[What is required]
Copy out the data exactly, leaving the pictures behind.
— START Stored rows —
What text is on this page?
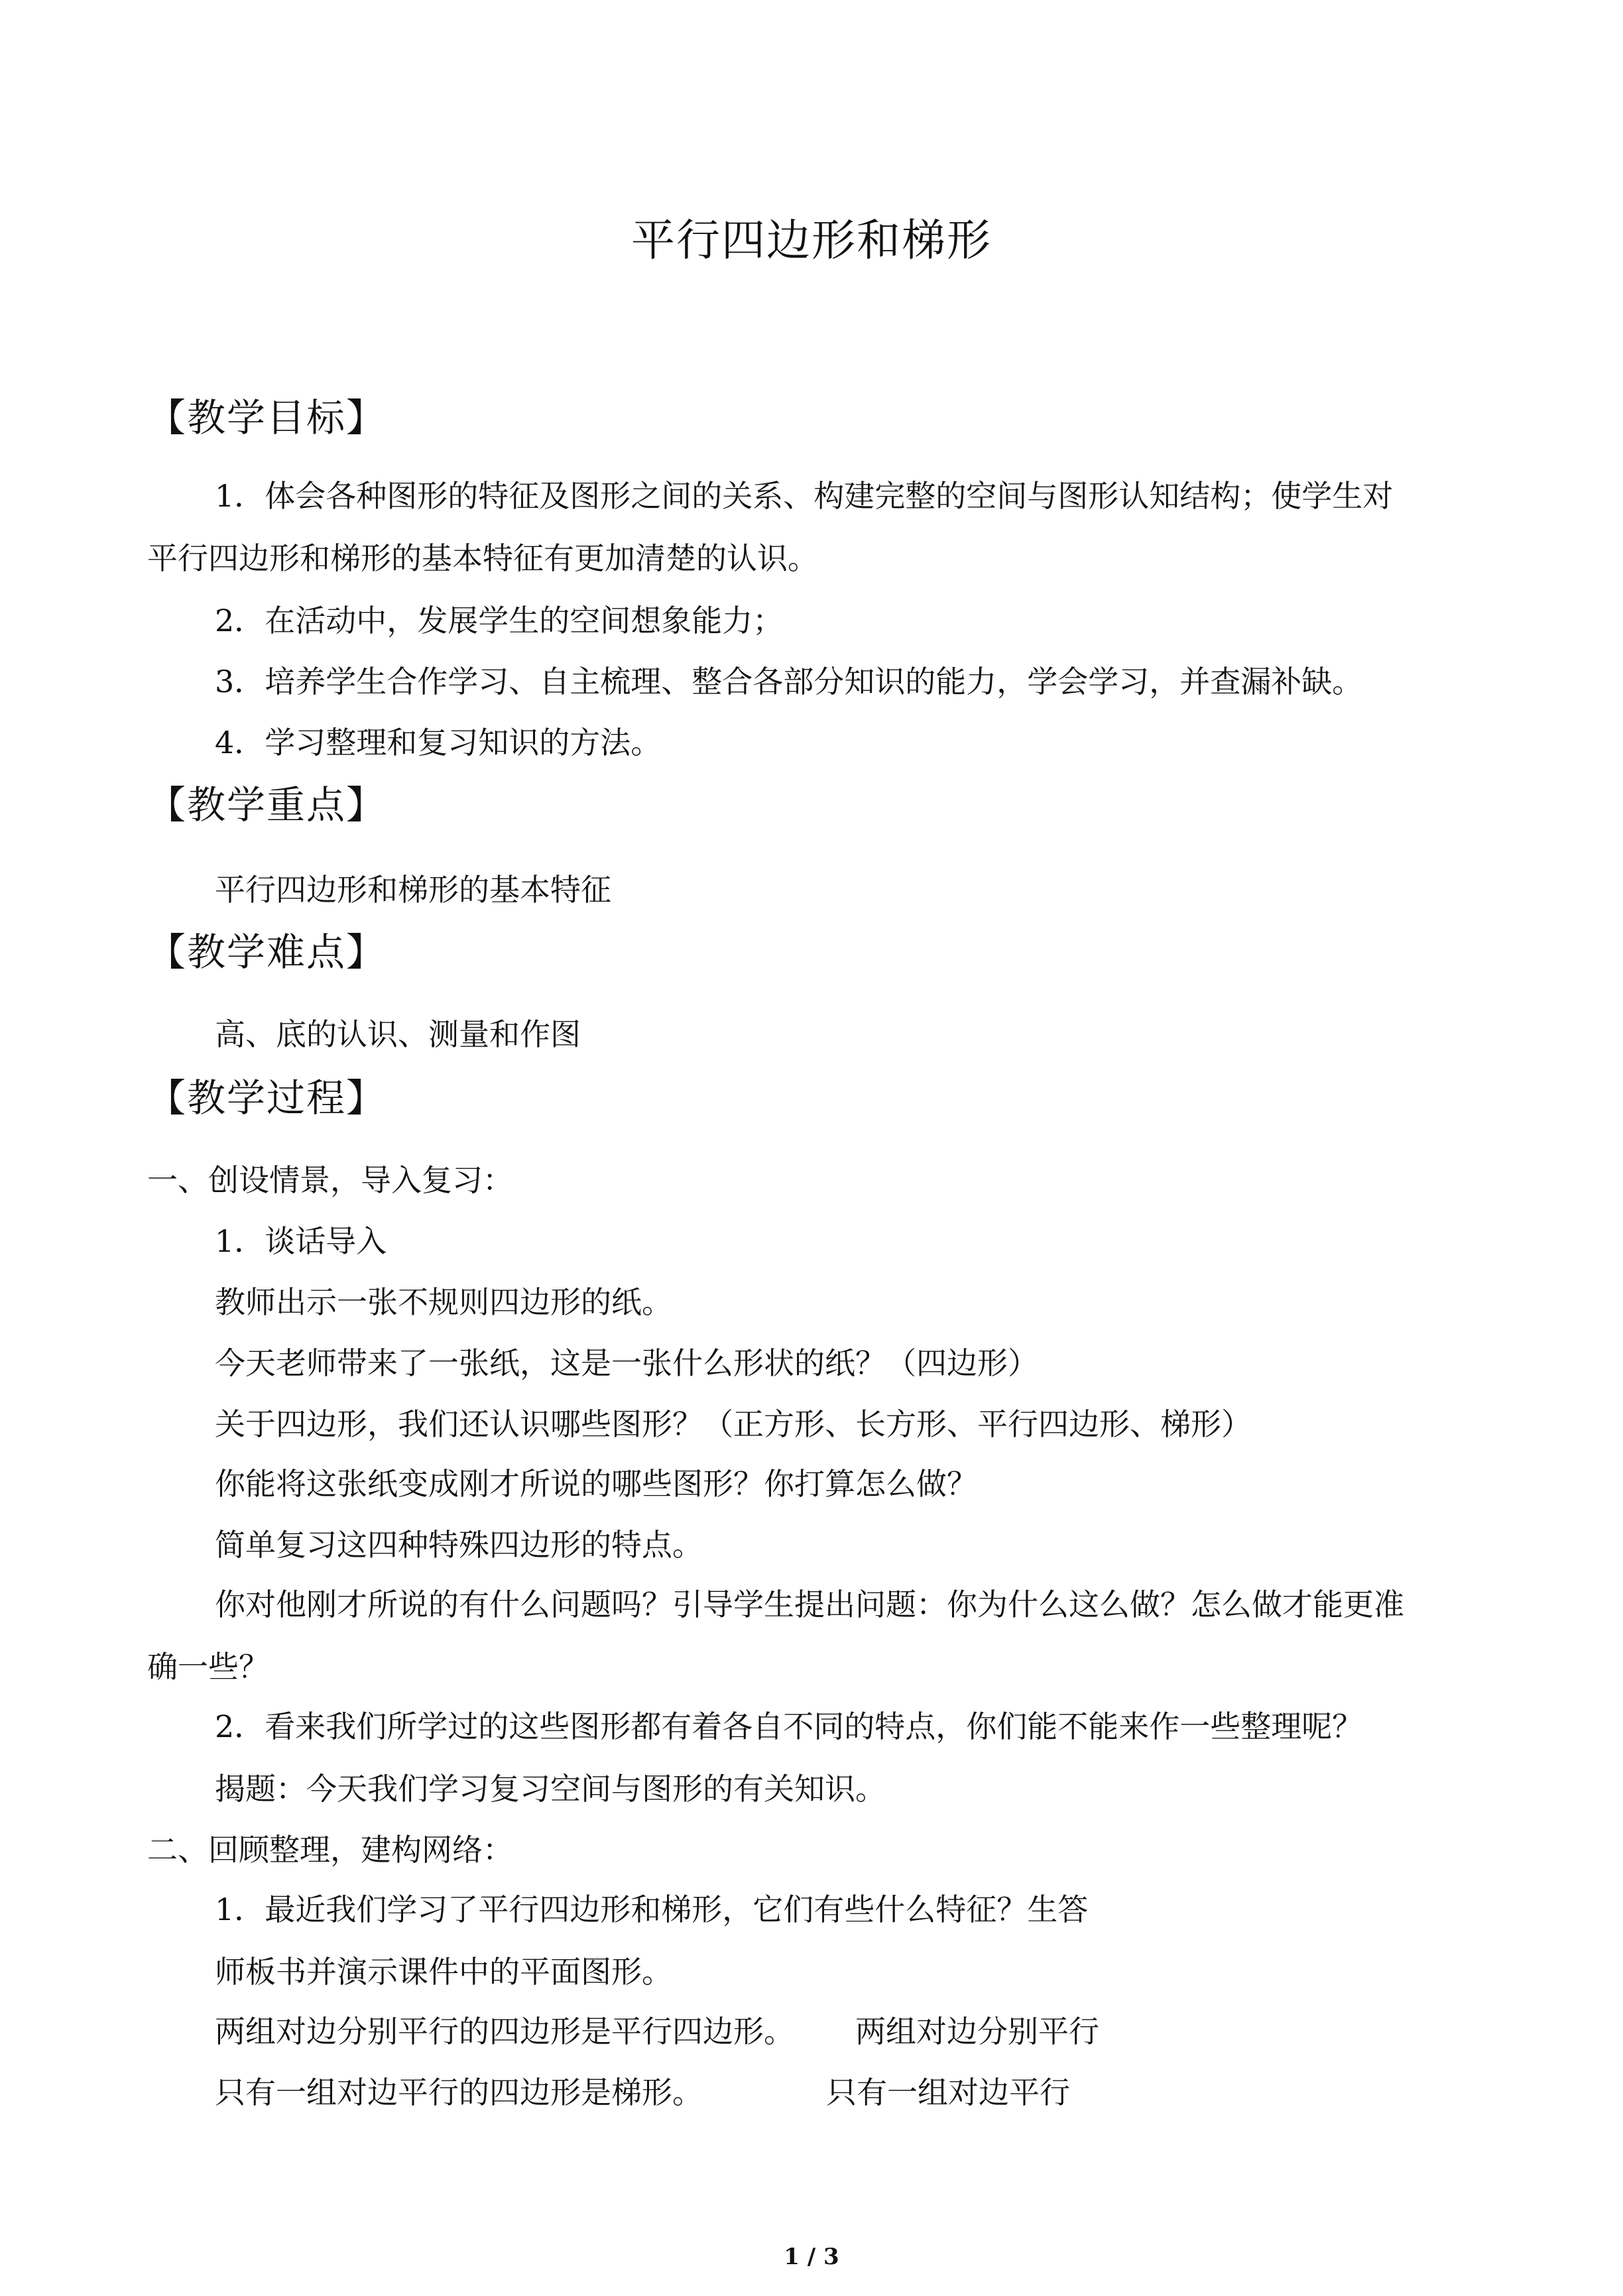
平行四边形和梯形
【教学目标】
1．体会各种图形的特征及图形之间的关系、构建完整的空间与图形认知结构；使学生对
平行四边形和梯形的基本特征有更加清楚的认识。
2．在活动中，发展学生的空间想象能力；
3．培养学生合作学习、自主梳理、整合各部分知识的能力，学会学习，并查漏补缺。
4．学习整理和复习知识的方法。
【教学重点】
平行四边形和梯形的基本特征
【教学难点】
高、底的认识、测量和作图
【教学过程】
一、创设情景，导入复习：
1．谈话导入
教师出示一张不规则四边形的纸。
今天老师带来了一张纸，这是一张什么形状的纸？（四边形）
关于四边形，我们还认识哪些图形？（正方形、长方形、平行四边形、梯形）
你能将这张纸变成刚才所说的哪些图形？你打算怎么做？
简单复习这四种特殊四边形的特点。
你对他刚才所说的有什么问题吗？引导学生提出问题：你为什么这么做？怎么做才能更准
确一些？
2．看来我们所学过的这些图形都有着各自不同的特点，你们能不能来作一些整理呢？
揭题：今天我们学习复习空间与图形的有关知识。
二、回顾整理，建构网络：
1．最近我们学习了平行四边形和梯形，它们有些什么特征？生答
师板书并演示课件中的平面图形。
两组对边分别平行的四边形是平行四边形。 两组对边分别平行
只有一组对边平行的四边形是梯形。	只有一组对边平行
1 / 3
— END Stored rows —
[Task answer]
What text is on this page?
平行四边形和梯形
【教学目标】
1．体会各种图形的特征及图形之间的关系、构建完整的空间与图形认知结构；使学生对
平行四边形和梯形的基本特征有更加清楚的认识。
2．在活动中，发展学生的空间想象能力；
3．培养学生合作学习、自主梳理、整合各部分知识的能力，学会学习，并查漏补缺。
4．学习整理和复习知识的方法。
【教学重点】
平行四边形和梯形的基本特征
【教学难点】
高、底的认识、测量和作图
【教学过程】
一、创设情景，导入复习：
1．谈话导入
教师出示一张不规则四边形的纸。
今天老师带来了一张纸，这是一张什么形状的纸？（四边形）
关于四边形，我们还认识哪些图形？（正方形、长方形、平行四边形、梯形）
你能将这张纸变成刚才所说的哪些图形？你打算怎么做？
简单复习这四种特殊四边形的特点。
你对他刚才所说的有什么问题吗？引导学生提出问题：你为什么这么做？怎么做才能更准
确一些？
2．看来我们所学过的这些图形都有着各自不同的特点，你们能不能来作一些整理呢？
揭题：今天我们学习复习空间与图形的有关知识。
二、回顾整理，建构网络：
1．最近我们学习了平行四边形和梯形，它们有些什么特征？生答
师板书并演示课件中的平面图形。
两组对边分别平行的四边形是平行四边形。 两组对边分别平行
只有一组对边平行的四边形是梯形。	只有一组对边平行
1 / 3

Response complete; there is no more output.